YOUR INSTRUCTIONS:
Repeat verbatim every line of the material, beginning at the line that holds "Read this page and output its text content." and ending at its last line.

RECORDS PROVIDED:

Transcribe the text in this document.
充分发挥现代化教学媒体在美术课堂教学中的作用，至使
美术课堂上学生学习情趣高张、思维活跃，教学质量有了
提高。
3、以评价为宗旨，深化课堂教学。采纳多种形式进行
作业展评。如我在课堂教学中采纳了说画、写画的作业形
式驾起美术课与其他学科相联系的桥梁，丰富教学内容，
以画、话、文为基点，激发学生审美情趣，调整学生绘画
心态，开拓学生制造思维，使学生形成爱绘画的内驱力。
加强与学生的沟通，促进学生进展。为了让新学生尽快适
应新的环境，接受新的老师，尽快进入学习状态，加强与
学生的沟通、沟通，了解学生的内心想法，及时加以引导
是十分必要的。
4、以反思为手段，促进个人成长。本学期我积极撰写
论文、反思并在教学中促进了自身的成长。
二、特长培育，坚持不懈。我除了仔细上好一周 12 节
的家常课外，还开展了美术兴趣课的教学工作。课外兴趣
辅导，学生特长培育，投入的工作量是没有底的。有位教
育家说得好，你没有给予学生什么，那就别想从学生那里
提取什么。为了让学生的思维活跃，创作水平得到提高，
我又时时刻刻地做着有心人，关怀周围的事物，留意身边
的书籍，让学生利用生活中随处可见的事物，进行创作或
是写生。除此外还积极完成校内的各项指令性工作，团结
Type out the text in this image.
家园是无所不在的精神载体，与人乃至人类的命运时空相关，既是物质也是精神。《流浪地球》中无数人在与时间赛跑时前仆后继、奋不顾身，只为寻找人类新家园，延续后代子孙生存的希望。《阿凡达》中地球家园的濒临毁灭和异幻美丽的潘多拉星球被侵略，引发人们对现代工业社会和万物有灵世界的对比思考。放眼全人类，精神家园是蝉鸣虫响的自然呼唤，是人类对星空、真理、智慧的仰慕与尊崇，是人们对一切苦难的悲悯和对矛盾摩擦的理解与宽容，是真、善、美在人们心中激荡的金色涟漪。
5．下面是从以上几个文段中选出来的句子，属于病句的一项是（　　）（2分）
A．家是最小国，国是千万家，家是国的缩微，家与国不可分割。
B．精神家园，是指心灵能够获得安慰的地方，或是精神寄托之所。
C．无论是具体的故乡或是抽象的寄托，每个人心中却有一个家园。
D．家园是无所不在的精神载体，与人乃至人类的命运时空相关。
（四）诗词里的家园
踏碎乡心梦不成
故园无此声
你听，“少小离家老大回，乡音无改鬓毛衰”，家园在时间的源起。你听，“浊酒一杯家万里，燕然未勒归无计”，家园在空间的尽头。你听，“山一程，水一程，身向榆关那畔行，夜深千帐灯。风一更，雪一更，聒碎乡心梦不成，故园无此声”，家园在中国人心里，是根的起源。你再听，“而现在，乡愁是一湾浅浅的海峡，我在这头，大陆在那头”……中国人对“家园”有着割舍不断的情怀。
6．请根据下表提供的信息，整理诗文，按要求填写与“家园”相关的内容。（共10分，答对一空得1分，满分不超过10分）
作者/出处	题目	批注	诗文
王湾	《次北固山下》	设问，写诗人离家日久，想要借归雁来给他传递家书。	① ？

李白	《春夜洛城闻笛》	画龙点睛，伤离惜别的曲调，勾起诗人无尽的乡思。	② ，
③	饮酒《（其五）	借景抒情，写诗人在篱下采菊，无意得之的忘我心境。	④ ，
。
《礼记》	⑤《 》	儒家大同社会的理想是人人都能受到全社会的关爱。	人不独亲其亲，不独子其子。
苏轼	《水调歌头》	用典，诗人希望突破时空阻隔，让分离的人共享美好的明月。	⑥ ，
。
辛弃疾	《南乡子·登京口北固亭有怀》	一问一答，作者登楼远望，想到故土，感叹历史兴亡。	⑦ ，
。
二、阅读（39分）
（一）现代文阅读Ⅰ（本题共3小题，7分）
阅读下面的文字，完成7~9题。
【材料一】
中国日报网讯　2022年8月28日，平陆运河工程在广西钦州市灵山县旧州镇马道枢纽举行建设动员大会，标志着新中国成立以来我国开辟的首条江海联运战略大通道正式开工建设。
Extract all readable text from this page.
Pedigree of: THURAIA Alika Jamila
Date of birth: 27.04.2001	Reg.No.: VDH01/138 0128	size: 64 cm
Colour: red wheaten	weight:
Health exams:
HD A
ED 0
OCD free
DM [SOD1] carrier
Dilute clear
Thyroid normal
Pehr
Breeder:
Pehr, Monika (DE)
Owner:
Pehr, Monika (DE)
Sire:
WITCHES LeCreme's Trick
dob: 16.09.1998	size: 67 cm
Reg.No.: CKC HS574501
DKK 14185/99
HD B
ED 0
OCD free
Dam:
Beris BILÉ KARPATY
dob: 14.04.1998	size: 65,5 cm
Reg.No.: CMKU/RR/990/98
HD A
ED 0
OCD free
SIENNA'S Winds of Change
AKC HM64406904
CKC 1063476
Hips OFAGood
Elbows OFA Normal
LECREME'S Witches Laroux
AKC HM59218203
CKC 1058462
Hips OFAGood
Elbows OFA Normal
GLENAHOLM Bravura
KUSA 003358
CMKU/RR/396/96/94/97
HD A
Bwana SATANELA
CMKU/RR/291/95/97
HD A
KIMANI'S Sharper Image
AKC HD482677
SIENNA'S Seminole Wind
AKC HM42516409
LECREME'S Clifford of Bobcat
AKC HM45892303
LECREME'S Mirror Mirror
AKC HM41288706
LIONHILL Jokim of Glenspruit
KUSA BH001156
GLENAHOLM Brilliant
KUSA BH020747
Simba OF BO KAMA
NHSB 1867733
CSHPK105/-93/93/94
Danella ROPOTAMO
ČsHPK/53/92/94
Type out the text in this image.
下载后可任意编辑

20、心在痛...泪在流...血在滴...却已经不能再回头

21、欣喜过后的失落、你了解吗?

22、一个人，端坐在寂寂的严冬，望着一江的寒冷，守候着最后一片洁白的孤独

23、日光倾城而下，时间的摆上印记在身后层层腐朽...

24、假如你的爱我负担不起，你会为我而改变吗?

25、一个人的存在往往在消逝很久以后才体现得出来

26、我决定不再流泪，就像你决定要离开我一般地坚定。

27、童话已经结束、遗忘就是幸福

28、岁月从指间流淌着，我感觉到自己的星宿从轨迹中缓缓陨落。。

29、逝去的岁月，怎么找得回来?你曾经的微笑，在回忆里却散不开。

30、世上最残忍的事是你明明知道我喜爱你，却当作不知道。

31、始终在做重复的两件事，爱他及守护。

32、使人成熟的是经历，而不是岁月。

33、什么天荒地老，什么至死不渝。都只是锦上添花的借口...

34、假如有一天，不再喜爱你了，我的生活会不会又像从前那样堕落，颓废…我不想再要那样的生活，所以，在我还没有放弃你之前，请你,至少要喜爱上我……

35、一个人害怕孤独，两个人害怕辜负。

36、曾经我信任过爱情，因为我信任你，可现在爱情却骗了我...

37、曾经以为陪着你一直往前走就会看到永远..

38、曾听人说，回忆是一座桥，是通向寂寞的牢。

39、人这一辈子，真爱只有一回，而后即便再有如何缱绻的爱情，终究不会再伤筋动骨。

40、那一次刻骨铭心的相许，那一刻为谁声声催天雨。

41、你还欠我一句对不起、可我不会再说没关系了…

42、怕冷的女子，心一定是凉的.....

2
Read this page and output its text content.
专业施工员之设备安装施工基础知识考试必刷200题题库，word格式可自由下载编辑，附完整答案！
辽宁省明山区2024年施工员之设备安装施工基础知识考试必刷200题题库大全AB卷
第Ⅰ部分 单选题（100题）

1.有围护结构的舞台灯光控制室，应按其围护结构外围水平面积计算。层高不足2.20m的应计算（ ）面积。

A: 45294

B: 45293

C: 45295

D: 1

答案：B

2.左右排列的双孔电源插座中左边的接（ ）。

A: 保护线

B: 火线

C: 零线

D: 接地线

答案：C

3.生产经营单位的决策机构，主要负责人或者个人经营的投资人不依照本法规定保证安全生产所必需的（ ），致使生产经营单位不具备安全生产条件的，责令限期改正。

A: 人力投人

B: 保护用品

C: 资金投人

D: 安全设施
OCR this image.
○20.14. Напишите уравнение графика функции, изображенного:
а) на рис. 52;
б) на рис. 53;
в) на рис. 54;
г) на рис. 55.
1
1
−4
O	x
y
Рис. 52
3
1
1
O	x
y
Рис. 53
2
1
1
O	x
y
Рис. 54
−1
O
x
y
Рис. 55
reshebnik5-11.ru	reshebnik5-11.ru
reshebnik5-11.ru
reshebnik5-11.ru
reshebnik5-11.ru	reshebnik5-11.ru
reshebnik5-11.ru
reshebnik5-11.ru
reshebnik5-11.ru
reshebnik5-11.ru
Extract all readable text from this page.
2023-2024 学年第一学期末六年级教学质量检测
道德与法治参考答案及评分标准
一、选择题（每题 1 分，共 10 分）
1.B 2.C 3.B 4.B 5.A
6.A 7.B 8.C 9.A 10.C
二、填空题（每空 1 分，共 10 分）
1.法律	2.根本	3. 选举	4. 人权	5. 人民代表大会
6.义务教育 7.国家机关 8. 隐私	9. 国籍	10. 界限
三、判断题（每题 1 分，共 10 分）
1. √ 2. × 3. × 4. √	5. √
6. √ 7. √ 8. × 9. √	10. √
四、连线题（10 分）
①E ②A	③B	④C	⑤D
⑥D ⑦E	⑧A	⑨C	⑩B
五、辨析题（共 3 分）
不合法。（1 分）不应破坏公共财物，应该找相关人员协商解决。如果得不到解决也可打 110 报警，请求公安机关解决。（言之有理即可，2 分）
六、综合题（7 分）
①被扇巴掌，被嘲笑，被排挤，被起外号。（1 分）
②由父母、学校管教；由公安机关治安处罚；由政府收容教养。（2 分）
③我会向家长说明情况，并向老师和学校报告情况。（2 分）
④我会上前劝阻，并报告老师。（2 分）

RESULT OF THE TASK:
Read this page and output its text content.
专业施工员之设备安装施工基础知识考试必刷200题题库，word格式可自由下载编辑，附完整答案！
辽宁省明山区2024年施工员之设备安装施工基础知识考试必刷200题题库大全AB卷
第Ⅰ部分 单选题（100题）

1.有围护结构的舞台灯光控制室，应按其围护结构外围水平面积计算。层高不足2.20m的应计算（ ）面积。

A: 45294

B: 45293

C: 45295

D: 1

答案：B

2.左右排列的双孔电源插座中左边的接（ ）。

A: 保护线

B: 火线

C: 零线

D: 接地线

答案：C

3.生产经营单位的决策机构，主要负责人或者个人经营的投资人不依照本法规定保证安全生产所必需的（ ），致使生产经营单位不具备安全生产条件的，责令限期改正。

A: 人力投人

B: 保护用品

C: 资金投人

D: 安全设施
OCR this image.
○20.14. Напишите уравнение графика функции, изображенного:
а) на рис. 52;
б) на рис. 53;
в) на рис. 54;
г) на рис. 55.
1
1
−4
O	x
y
Рис. 52
3
1
1
O	x
y
Рис. 53
2
1
1
O	x
y
Рис. 54
−1
O
x
y
Рис. 55
reshebnik5-11.ru	reshebnik5-11.ru
reshebnik5-11.ru
reshebnik5-11.ru
reshebnik5-11.ru	reshebnik5-11.ru
reshebnik5-11.ru
reshebnik5-11.ru
reshebnik5-11.ru
reshebnik5-11.ru
Extract all readable text from this page.
2023-2024 学年第一学期末六年级教学质量检测
道德与法治参考答案及评分标准
一、选择题（每题 1 分，共 10 分）
1.B 2.C 3.B 4.B 5.A
6.A 7.B 8.C 9.A 10.C
二、填空题（每空 1 分，共 10 分）
1.法律	2.根本	3. 选举	4. 人权	5. 人民代表大会
6.义务教育 7.国家机关 8. 隐私	9. 国籍	10. 界限
三、判断题（每题 1 分，共 10 分）
1. √ 2. × 3. × 4. √	5. √
6. √ 7. √ 8. × 9. √	10. √
四、连线题（10 分）
①E ②A	③B	④C	⑤D
⑥D ⑦E	⑧A	⑨C	⑩B
五、辨析题（共 3 分）
不合法。（1 分）不应破坏公共财物，应该找相关人员协商解决。如果得不到解决也可打 110 报警，请求公安机关解决。（言之有理即可，2 分）
六、综合题（7 分）
①被扇巴掌，被嘲笑，被排挤，被起外号。（1 分）
②由父母、学校管教；由公安机关治安处罚；由政府收容教养。（2 分）
③我会向家长说明情况，并向老师和学校报告情况。（2 分）
④我会上前劝阻，并报告老师。（2 分）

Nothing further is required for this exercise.